Pull every line that holds the word "MPa²" from the entries.

Record list:
####
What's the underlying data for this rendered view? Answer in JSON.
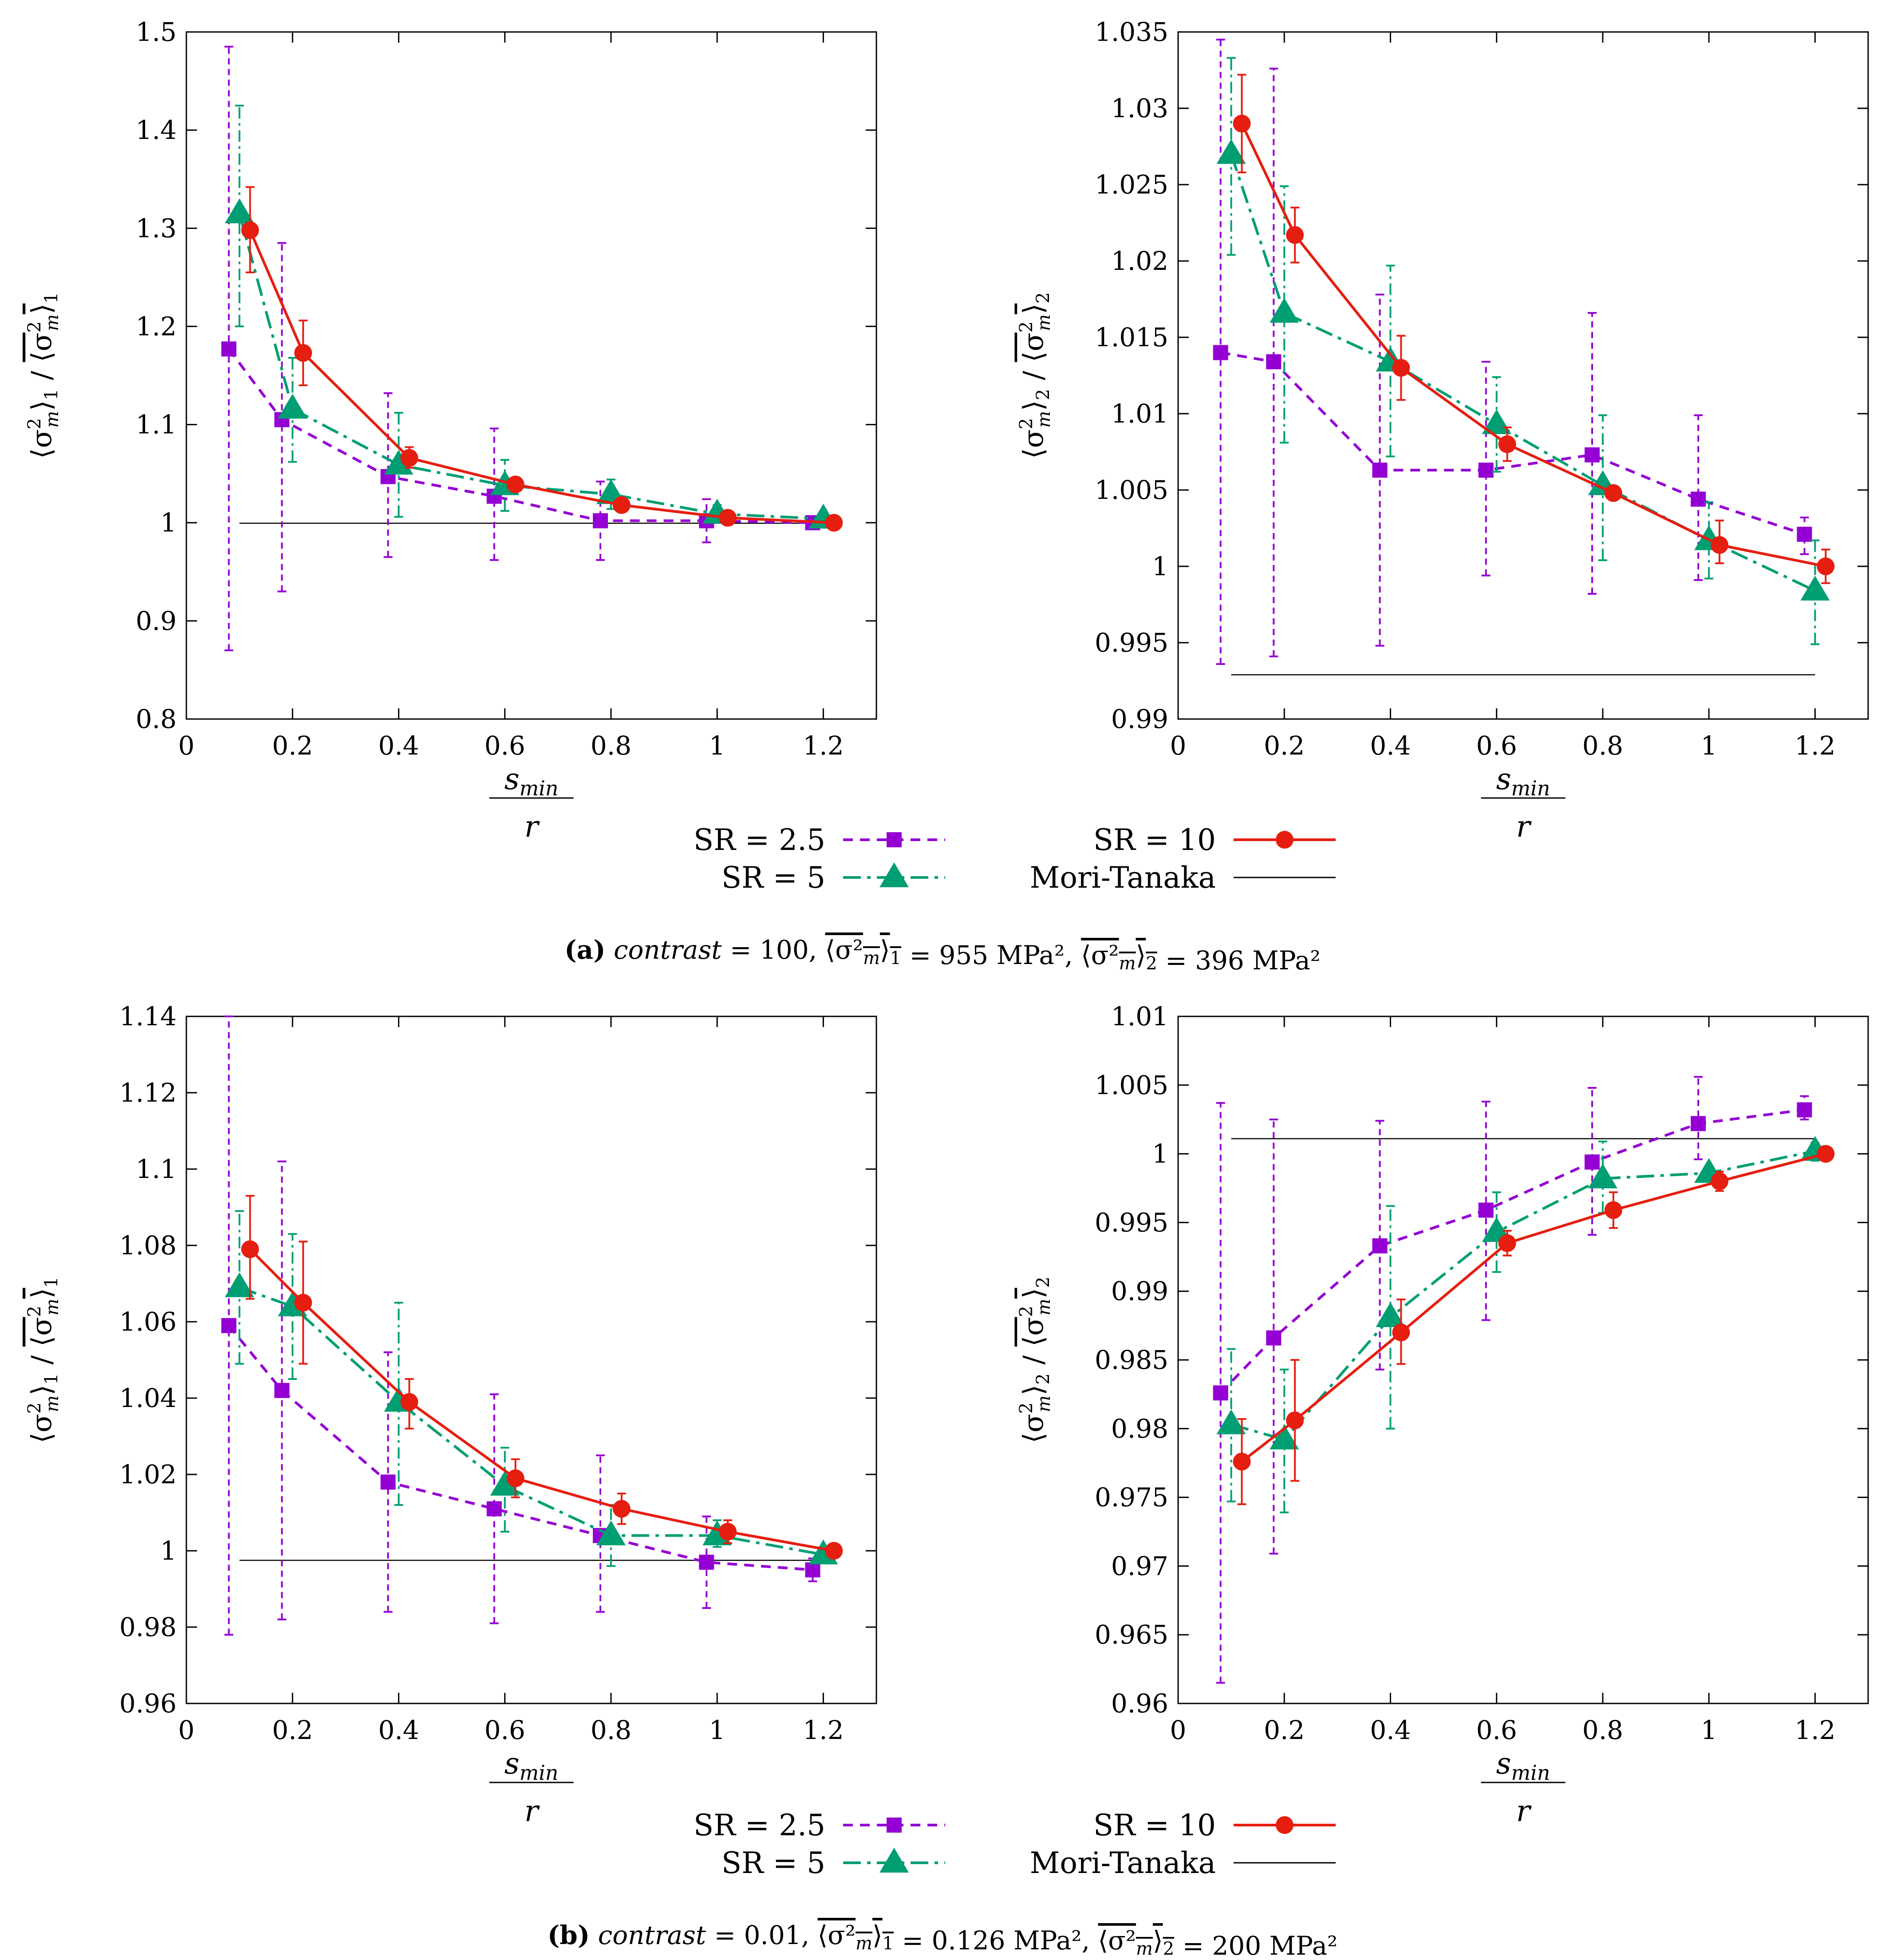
{
  "colors": {
    "sr2_5": "#9400d3",
    "sr5": "#009e73",
    "sr10": "#e51e10",
    "mori_tanaka": "#000000"
  },
  "common": {
    "xlabel_numerator": "s",
    "xlabel_subscript": "min",
    "xlabel_denominator": "r",
    "xticks": [
      "0",
      "0.2",
      "0.4",
      "0.6",
      "0.8",
      "1",
      "1.2"
    ],
    "xlim": [
      0,
      1.3
    ]
  },
  "legend": {
    "sr2_5": "SR = 2.5",
    "sr5": "SR = 5",
    "sr10": "SR = 10",
    "mori_tanaka": "Mori-Tanaka"
  },
  "captions": {
    "a": {
      "label": "(a)",
      "contrast_word": "contrast",
      "contrast_value": "= 100,",
      "mean1": "= 955 MPa²,",
      "mean2": "= 396 MPa²"
    },
    "b": {
      "label": "(b)",
      "contrast_word": "contrast",
      "contrast_value": "= 0.01,",
      "mean1": "= 0.126 MPa²,",
      "mean2": "= 200 MPa²"
    }
  },
  "chart_data": [
    {
      "type": "line",
      "panel": "a-left",
      "ylabel": "⟨σ²m⟩1 / ⟨σ²m⟩1 (mean)",
      "ylabel_index": "1",
      "ylim": [
        0.8,
        1.5
      ],
      "yticks": [
        "0.8",
        "0.9",
        "1",
        "1.1",
        "1.2",
        "1.3",
        "1.4",
        "1.5"
      ],
      "mori_tanaka": {
        "y": 0.9995,
        "x": [
          0.1,
          1.2
        ]
      },
      "series": [
        {
          "name": "SR = 2.5",
          "x": [
            0.08,
            0.18,
            0.38,
            0.58,
            0.78,
            0.98,
            1.18
          ],
          "y": [
            1.177,
            1.105,
            1.047,
            1.027,
            1.002,
            1.002,
            1.0
          ],
          "err_low": [
            0.87,
            0.93,
            0.965,
            0.962,
            0.962,
            0.98,
            0.995
          ],
          "err_high": [
            1.485,
            1.285,
            1.132,
            1.096,
            1.042,
            1.024,
            1.005
          ]
        },
        {
          "name": "SR = 5",
          "x": [
            0.1,
            0.2,
            0.4,
            0.6,
            0.8,
            1.0,
            1.2
          ],
          "y": [
            1.315,
            1.116,
            1.059,
            1.038,
            1.029,
            1.009,
            1.004
          ],
          "err_low": [
            1.2,
            1.062,
            1.006,
            1.012,
            1.014,
            1.0,
            1.0
          ],
          "err_high": [
            1.425,
            1.168,
            1.112,
            1.064,
            1.044,
            1.018,
            1.008
          ]
        },
        {
          "name": "SR = 10",
          "x": [
            0.12,
            0.22,
            0.42,
            0.62,
            0.82,
            1.02,
            1.22
          ],
          "y": [
            1.298,
            1.173,
            1.066,
            1.039,
            1.018,
            1.005,
            1.0
          ],
          "err_low": [
            1.255,
            1.14,
            1.056,
            1.033,
            1.014,
            1.002,
            1.0
          ],
          "err_high": [
            1.342,
            1.206,
            1.077,
            1.045,
            1.022,
            1.008,
            1.0
          ]
        }
      ]
    },
    {
      "type": "line",
      "panel": "a-right",
      "ylabel": "⟨σ²m⟩2 / ⟨σ²m⟩2 (mean)",
      "ylabel_index": "2",
      "ylim": [
        0.99,
        1.035
      ],
      "yticks": [
        "0.99",
        "0.995",
        "1",
        "1.005",
        "1.01",
        "1.015",
        "1.02",
        "1.025",
        "1.03",
        "1.035"
      ],
      "mori_tanaka": {
        "y": 0.9929,
        "x": [
          0.1,
          1.2
        ]
      },
      "series": [
        {
          "name": "SR = 2.5",
          "x": [
            0.08,
            0.18,
            0.38,
            0.58,
            0.78,
            0.98,
            1.18
          ],
          "y": [
            1.014,
            1.0134,
            1.0063,
            1.0063,
            1.0073,
            1.0044,
            1.0021
          ],
          "err_low": [
            0.9936,
            0.9941,
            0.9948,
            0.9994,
            0.9982,
            0.9991,
            1.0008
          ],
          "err_high": [
            1.0345,
            1.0326,
            1.0178,
            1.0134,
            1.0166,
            1.0099,
            1.0032
          ]
        },
        {
          "name": "SR = 5",
          "x": [
            0.1,
            0.2,
            0.4,
            0.6,
            0.8,
            1.0,
            1.2
          ],
          "y": [
            1.027,
            1.0166,
            1.0134,
            1.0093,
            1.0053,
            1.0017,
            0.9984
          ],
          "err_low": [
            1.0204,
            1.0081,
            1.0072,
            1.0062,
            1.0004,
            0.9992,
            0.9949
          ],
          "err_high": [
            1.0333,
            1.0249,
            1.0197,
            1.0124,
            1.0099,
            1.0042,
            1.0017
          ]
        },
        {
          "name": "SR = 10",
          "x": [
            0.12,
            0.22,
            0.42,
            0.62,
            0.82,
            1.02,
            1.22
          ],
          "y": [
            1.029,
            1.0217,
            1.013,
            1.008,
            1.0048,
            1.0014,
            1.0
          ],
          "err_low": [
            1.0258,
            1.0199,
            1.0109,
            1.0069,
            1.0044,
            1.0002,
            0.9989
          ],
          "err_high": [
            1.0322,
            1.0235,
            1.0151,
            1.0091,
            1.0052,
            1.003,
            1.0011
          ]
        }
      ]
    },
    {
      "type": "line",
      "panel": "b-left",
      "ylabel": "⟨σ²m⟩1 / ⟨σ²m⟩1 (mean)",
      "ylabel_index": "1",
      "ylim": [
        0.96,
        1.14
      ],
      "yticks": [
        "0.96",
        "0.98",
        "1",
        "1.02",
        "1.04",
        "1.06",
        "1.08",
        "1.1",
        "1.12",
        "1.14"
      ],
      "mori_tanaka": {
        "y": 0.9975,
        "x": [
          0.1,
          1.2
        ]
      },
      "series": [
        {
          "name": "SR = 2.5",
          "x": [
            0.08,
            0.18,
            0.38,
            0.58,
            0.78,
            0.98,
            1.18
          ],
          "y": [
            1.059,
            1.042,
            1.018,
            1.011,
            1.004,
            0.997,
            0.995
          ],
          "err_low": [
            0.978,
            0.982,
            0.984,
            0.981,
            0.984,
            0.985,
            0.992
          ],
          "err_high": [
            1.14,
            1.102,
            1.052,
            1.041,
            1.025,
            1.009,
            0.998
          ]
        },
        {
          "name": "SR = 5",
          "x": [
            0.1,
            0.2,
            0.4,
            0.6,
            0.8,
            1.0,
            1.2
          ],
          "y": [
            1.069,
            1.064,
            1.039,
            1.017,
            1.004,
            1.004,
            0.999
          ],
          "err_low": [
            1.049,
            1.045,
            1.012,
            1.005,
            0.996,
            1.001,
            0.998
          ],
          "err_high": [
            1.089,
            1.083,
            1.065,
            1.027,
            1.012,
            1.008,
            1.001
          ]
        },
        {
          "name": "SR = 10",
          "x": [
            0.12,
            0.22,
            0.42,
            0.62,
            0.82,
            1.02,
            1.22
          ],
          "y": [
            1.079,
            1.065,
            1.039,
            1.019,
            1.011,
            1.005,
            1.0
          ],
          "err_low": [
            1.066,
            1.049,
            1.032,
            1.014,
            1.007,
            1.002,
            1.0
          ],
          "err_high": [
            1.093,
            1.081,
            1.045,
            1.024,
            1.015,
            1.008,
            1.0
          ]
        }
      ]
    },
    {
      "type": "line",
      "panel": "b-right",
      "ylabel": "⟨σ²m⟩2 / ⟨σ²m⟩2 (mean)",
      "ylabel_index": "2",
      "ylim": [
        0.96,
        1.01
      ],
      "yticks": [
        "0.96",
        "0.965",
        "0.97",
        "0.975",
        "0.98",
        "0.985",
        "0.99",
        "0.995",
        "1",
        "1.005",
        "1.01"
      ],
      "mori_tanaka": {
        "y": 1.0011,
        "x": [
          0.1,
          1.2
        ]
      },
      "series": [
        {
          "name": "SR = 2.5",
          "x": [
            0.08,
            0.18,
            0.38,
            0.58,
            0.78,
            0.98,
            1.18
          ],
          "y": [
            0.9826,
            0.9866,
            0.9933,
            0.9959,
            0.9994,
            1.0022,
            1.0032
          ],
          "err_low": [
            0.9615,
            0.9709,
            0.9843,
            0.9879,
            0.9941,
            0.9996,
            1.0025
          ],
          "err_high": [
            1.0037,
            1.0025,
            1.0024,
            1.0038,
            1.0048,
            1.0056,
            1.0042
          ]
        },
        {
          "name": "SR = 5",
          "x": [
            0.1,
            0.2,
            0.4,
            0.6,
            0.8,
            1.0,
            1.2
          ],
          "y": [
            0.9803,
            0.9792,
            0.9881,
            0.9943,
            0.9982,
            0.9986,
            1.0002
          ],
          "err_low": [
            0.9747,
            0.9739,
            0.98,
            0.9914,
            0.9957,
            0.9981,
            0.9995
          ],
          "err_high": [
            0.9858,
            0.9843,
            0.9962,
            0.9972,
            1.0009,
            0.9991,
            1.0008
          ]
        },
        {
          "name": "SR = 10",
          "x": [
            0.12,
            0.22,
            0.42,
            0.62,
            0.82,
            1.02,
            1.22
          ],
          "y": [
            0.9776,
            0.9806,
            0.987,
            0.9935,
            0.9959,
            0.998,
            1.0
          ],
          "err_low": [
            0.9745,
            0.9762,
            0.9847,
            0.9926,
            0.9946,
            0.9973,
            0.9997
          ],
          "err_high": [
            0.9807,
            0.985,
            0.9894,
            0.9944,
            0.9972,
            0.9987,
            1.0003
          ]
        }
      ]
    }
  ]
}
####
Written answer:
      "mean1": "= 955 MPa²,",
      "mean2": "= 396 MPa²"
      "mean1": "= 0.126 MPa²,",
      "mean2": "= 200 MPa²"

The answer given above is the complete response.